### [Task brief]
Copy all lines of the listing that include the string "this".

---

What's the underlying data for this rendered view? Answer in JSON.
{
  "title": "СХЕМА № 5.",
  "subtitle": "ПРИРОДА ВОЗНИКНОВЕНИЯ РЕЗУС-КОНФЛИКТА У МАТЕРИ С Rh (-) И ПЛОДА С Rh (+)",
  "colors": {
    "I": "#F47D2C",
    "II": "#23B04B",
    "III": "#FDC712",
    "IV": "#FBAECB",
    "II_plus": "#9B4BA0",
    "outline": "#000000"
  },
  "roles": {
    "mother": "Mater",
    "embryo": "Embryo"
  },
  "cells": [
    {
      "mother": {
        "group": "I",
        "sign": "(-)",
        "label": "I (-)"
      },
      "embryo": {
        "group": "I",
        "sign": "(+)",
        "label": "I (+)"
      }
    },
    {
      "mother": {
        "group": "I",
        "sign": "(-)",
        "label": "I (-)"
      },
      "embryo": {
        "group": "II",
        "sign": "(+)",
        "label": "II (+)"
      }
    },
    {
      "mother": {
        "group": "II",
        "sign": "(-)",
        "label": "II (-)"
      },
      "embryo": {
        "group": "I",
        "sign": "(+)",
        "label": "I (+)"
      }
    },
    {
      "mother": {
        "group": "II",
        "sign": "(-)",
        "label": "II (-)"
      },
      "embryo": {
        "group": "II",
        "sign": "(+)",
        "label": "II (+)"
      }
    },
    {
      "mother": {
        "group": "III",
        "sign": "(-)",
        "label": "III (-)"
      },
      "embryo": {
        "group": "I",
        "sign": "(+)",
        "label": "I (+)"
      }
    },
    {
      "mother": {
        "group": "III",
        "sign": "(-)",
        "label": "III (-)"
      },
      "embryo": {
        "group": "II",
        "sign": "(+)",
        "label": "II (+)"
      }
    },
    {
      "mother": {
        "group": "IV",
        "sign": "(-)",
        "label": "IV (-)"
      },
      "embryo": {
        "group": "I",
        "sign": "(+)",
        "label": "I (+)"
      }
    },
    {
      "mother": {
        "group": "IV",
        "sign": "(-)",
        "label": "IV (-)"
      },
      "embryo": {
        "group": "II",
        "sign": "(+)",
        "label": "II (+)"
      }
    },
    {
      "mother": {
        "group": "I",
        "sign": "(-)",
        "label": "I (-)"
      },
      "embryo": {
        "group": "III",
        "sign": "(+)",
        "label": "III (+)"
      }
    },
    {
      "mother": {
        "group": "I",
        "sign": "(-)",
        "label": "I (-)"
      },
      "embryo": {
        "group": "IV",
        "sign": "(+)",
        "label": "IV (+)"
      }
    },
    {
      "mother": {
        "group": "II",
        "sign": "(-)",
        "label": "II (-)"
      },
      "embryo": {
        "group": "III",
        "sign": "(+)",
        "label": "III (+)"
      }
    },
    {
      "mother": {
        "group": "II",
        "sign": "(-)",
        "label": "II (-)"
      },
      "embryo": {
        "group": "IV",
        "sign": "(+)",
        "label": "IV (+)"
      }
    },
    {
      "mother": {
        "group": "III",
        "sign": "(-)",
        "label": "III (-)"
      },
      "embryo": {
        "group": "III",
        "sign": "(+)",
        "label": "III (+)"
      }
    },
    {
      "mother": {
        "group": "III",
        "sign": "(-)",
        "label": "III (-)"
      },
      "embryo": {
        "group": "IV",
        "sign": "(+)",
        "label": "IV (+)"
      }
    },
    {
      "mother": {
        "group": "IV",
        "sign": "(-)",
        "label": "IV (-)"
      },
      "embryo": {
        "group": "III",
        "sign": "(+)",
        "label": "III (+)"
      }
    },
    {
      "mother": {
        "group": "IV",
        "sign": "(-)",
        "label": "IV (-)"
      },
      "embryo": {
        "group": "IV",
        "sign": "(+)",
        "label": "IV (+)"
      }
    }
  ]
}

---

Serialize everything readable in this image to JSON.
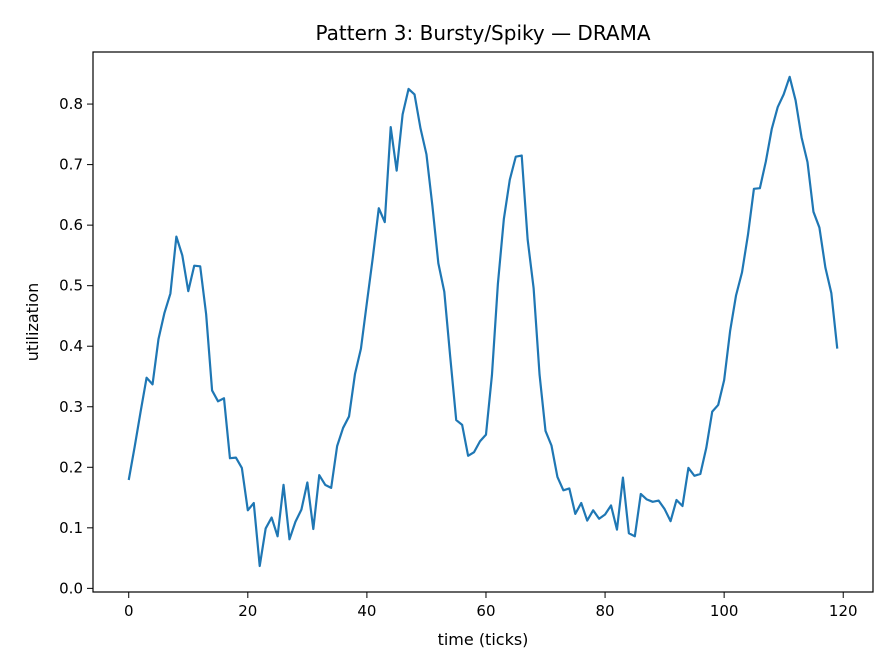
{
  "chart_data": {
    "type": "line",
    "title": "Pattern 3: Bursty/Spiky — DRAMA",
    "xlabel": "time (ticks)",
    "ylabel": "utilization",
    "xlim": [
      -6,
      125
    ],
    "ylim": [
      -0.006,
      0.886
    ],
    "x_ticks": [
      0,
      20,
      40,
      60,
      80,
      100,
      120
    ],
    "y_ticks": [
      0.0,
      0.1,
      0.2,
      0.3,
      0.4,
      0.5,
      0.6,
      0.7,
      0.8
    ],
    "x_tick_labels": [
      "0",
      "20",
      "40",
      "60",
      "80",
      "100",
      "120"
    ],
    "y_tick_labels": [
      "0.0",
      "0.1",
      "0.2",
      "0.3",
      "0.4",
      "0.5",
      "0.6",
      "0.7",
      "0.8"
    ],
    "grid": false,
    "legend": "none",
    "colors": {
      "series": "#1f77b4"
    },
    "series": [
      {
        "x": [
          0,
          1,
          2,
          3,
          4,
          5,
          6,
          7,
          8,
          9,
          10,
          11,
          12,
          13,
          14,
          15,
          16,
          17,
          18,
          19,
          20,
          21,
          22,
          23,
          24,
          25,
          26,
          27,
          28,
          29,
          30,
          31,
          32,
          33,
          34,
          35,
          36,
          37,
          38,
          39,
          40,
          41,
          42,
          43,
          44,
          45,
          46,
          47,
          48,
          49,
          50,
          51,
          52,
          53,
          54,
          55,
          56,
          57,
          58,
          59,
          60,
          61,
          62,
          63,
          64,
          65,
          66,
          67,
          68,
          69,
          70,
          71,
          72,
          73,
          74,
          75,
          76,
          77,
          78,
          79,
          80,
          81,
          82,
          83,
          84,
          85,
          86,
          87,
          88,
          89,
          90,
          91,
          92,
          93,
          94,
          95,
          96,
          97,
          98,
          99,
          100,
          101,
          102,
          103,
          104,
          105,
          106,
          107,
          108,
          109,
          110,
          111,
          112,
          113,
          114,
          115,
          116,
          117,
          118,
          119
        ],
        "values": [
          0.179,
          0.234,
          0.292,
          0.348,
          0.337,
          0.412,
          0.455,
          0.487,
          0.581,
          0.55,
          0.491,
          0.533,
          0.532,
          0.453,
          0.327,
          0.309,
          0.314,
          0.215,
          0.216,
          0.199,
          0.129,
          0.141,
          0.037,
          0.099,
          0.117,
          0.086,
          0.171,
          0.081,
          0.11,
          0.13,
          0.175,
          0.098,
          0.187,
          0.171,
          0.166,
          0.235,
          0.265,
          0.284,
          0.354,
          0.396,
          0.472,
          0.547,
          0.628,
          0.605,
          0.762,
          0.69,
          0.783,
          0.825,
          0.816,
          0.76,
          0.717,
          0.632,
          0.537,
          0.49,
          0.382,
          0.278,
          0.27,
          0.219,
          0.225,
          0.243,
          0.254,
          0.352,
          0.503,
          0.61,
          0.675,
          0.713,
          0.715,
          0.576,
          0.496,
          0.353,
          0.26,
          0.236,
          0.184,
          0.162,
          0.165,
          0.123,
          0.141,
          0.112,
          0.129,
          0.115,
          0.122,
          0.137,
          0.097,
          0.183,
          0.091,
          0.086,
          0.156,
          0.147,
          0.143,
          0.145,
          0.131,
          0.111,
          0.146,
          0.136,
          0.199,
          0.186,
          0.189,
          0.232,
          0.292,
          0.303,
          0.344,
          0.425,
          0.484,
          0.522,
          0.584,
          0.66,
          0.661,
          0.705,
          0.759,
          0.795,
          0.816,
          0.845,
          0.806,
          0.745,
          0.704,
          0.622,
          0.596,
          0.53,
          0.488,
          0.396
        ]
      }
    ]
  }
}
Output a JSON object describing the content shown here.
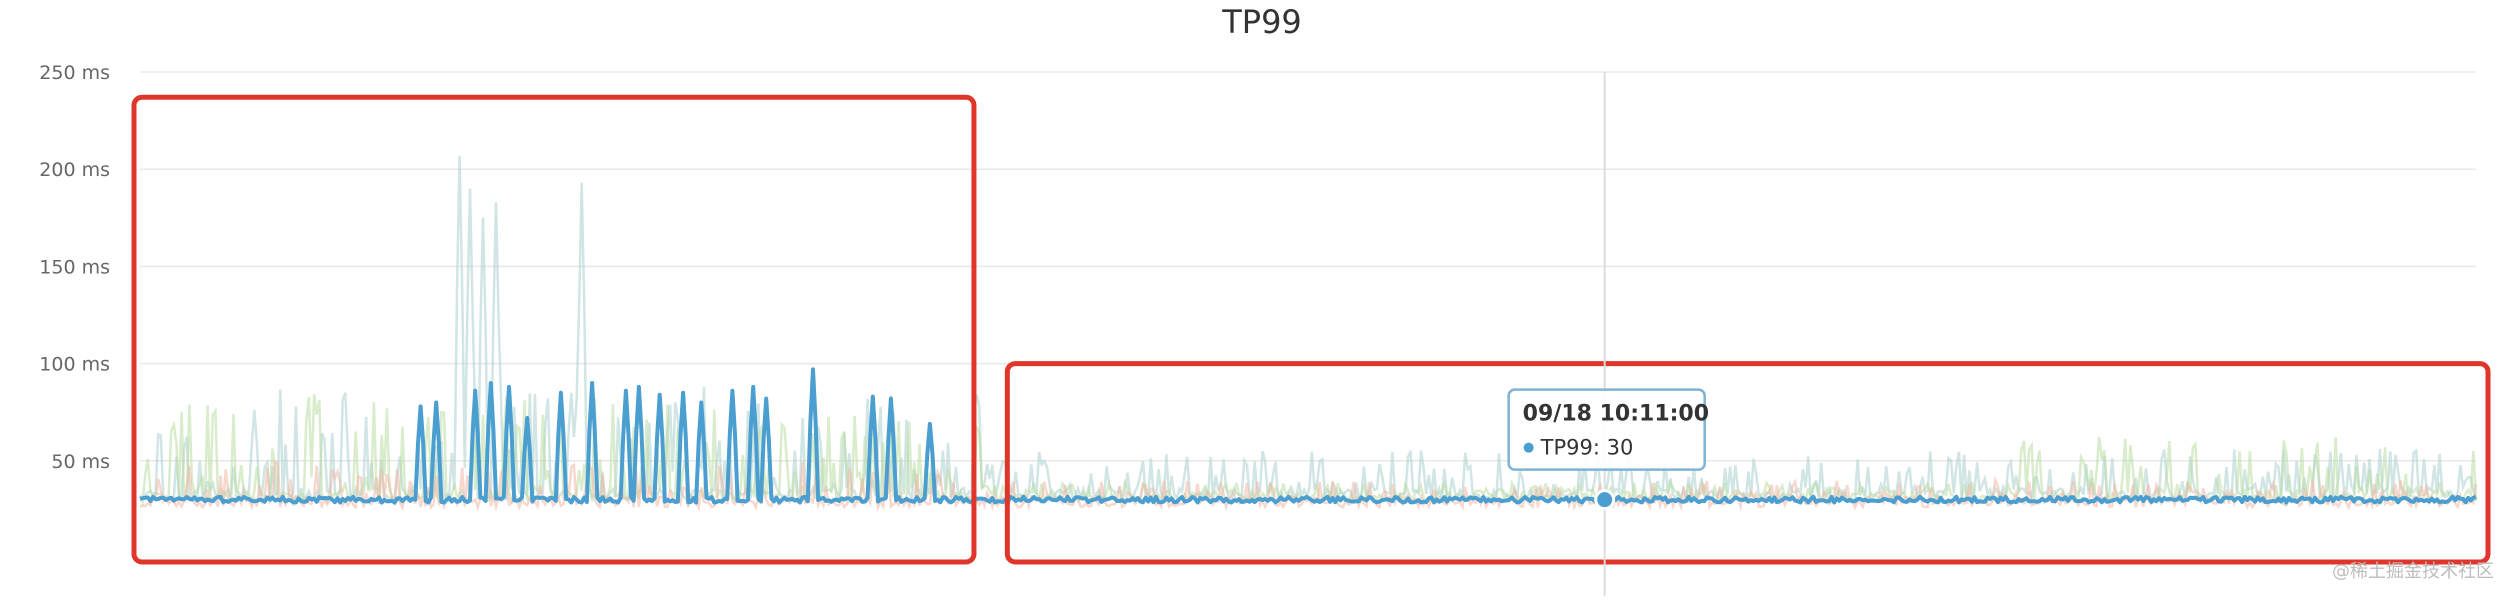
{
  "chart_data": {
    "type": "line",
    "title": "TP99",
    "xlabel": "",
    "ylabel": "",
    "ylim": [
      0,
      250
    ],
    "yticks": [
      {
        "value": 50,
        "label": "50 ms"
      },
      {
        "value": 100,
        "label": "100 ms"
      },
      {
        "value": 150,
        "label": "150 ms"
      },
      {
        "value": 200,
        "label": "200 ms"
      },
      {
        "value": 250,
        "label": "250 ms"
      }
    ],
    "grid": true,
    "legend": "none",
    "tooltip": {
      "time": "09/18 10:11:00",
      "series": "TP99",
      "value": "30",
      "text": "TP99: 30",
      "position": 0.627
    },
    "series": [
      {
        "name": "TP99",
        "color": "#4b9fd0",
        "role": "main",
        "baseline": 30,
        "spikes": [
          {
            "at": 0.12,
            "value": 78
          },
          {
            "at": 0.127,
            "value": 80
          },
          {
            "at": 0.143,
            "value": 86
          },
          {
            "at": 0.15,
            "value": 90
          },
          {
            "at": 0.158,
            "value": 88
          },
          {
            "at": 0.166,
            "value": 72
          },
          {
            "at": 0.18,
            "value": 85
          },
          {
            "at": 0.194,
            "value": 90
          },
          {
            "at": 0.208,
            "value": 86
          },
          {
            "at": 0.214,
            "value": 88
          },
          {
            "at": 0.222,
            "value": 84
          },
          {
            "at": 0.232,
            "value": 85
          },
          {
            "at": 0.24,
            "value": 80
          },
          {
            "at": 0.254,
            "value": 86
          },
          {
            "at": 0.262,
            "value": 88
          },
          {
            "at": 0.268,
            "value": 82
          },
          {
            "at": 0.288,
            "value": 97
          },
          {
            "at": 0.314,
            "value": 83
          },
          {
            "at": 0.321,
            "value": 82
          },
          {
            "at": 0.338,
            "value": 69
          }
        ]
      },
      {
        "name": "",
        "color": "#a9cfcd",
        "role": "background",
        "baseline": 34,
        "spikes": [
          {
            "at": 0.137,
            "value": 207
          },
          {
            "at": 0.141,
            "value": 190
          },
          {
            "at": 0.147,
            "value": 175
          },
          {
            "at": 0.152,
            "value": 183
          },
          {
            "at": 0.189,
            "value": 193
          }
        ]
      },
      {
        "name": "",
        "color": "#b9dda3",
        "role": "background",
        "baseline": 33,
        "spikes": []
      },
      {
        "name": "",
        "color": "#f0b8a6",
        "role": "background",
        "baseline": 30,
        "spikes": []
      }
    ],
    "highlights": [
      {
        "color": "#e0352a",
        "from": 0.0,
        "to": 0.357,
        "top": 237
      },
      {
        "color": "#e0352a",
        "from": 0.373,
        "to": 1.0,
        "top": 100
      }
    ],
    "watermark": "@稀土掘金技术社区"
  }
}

---

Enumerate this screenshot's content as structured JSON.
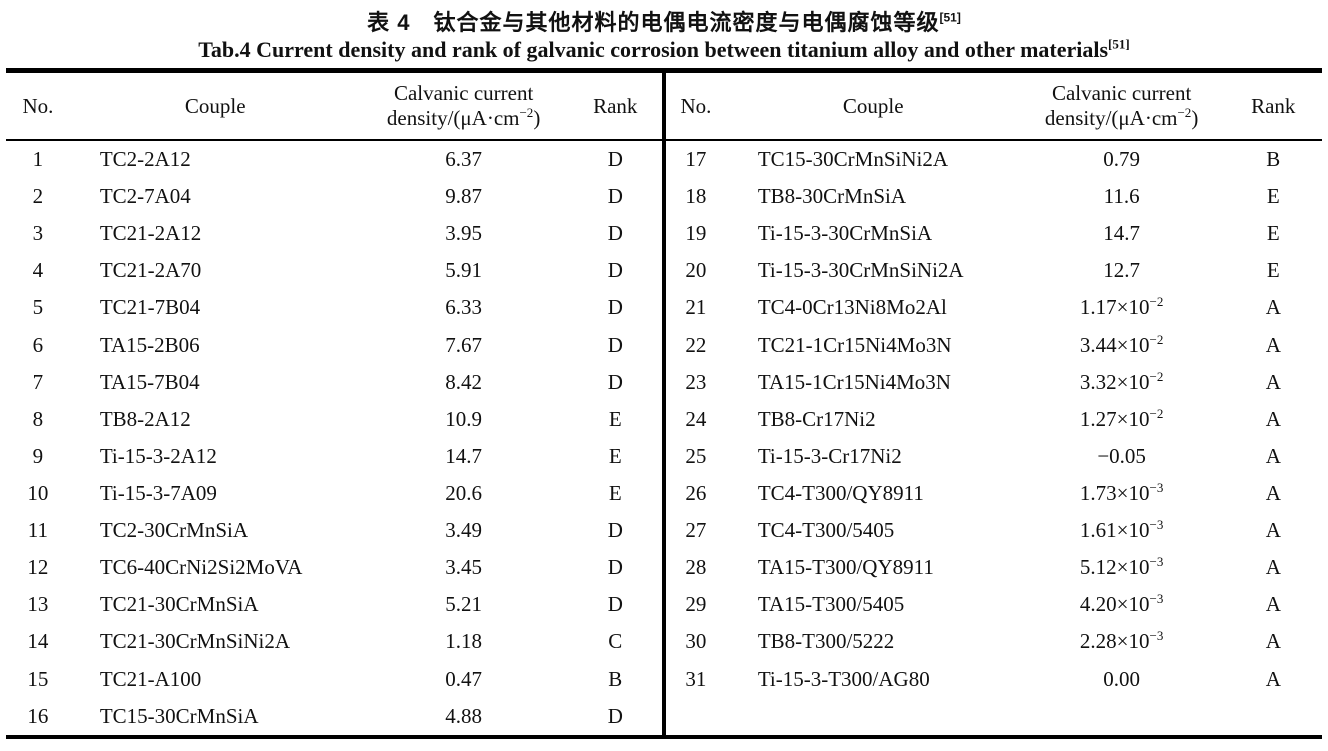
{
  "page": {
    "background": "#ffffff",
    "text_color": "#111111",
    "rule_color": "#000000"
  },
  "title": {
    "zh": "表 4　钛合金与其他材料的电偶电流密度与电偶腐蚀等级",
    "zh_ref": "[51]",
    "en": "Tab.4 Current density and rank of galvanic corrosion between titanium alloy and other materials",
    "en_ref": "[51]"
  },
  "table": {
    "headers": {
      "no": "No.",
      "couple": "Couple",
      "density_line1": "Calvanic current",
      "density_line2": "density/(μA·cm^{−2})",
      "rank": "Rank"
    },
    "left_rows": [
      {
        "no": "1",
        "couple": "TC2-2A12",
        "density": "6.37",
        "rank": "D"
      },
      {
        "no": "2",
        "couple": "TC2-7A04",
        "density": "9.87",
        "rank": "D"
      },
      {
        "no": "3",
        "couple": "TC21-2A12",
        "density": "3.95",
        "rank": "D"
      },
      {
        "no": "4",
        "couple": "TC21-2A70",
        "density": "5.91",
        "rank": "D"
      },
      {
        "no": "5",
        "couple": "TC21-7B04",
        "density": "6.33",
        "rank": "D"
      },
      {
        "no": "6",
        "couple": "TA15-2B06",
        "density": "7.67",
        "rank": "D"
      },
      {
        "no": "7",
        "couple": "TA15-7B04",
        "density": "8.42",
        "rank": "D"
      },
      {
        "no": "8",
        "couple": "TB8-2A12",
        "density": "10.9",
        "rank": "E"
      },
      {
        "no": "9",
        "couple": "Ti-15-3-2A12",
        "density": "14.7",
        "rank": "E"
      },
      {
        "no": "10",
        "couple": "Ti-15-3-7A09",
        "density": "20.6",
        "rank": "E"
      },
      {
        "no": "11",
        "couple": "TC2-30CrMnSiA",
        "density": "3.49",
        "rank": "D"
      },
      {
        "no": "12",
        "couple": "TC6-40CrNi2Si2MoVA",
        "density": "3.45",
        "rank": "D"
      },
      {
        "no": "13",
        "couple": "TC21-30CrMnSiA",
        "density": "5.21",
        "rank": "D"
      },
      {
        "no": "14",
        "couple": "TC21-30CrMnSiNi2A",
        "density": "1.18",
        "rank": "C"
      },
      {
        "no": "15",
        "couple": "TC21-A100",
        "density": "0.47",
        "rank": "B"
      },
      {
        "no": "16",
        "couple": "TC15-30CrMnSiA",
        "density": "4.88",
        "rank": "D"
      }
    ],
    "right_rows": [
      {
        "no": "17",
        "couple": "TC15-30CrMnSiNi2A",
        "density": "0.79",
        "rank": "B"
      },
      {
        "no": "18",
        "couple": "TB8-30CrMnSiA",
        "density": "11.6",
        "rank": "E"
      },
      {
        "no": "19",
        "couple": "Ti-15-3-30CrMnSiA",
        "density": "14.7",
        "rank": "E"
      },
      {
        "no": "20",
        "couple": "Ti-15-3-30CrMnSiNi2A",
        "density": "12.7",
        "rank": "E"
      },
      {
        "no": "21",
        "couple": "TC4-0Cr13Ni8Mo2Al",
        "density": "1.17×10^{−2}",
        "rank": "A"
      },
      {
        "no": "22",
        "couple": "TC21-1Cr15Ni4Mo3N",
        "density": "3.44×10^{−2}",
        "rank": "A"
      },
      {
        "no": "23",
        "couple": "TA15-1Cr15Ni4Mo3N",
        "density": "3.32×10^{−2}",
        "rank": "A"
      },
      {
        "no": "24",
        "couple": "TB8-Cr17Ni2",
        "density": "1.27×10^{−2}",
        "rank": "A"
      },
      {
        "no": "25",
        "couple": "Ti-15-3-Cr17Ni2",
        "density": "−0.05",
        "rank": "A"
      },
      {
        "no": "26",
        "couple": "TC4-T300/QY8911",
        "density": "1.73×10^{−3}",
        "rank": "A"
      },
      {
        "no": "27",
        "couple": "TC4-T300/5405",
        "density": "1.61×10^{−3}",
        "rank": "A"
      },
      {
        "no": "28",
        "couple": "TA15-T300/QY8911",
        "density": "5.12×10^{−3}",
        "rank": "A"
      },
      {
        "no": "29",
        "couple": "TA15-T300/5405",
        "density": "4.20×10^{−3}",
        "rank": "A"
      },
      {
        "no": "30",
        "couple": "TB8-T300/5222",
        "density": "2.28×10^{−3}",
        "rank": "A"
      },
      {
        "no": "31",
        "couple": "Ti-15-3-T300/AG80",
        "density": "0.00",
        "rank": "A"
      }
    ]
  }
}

---

### [Response]
What's the underlying data for this rendered view? Answer in JSON.
Serialize everything readable in this image to JSON.
Enumerate this screenshot's content as structured JSON.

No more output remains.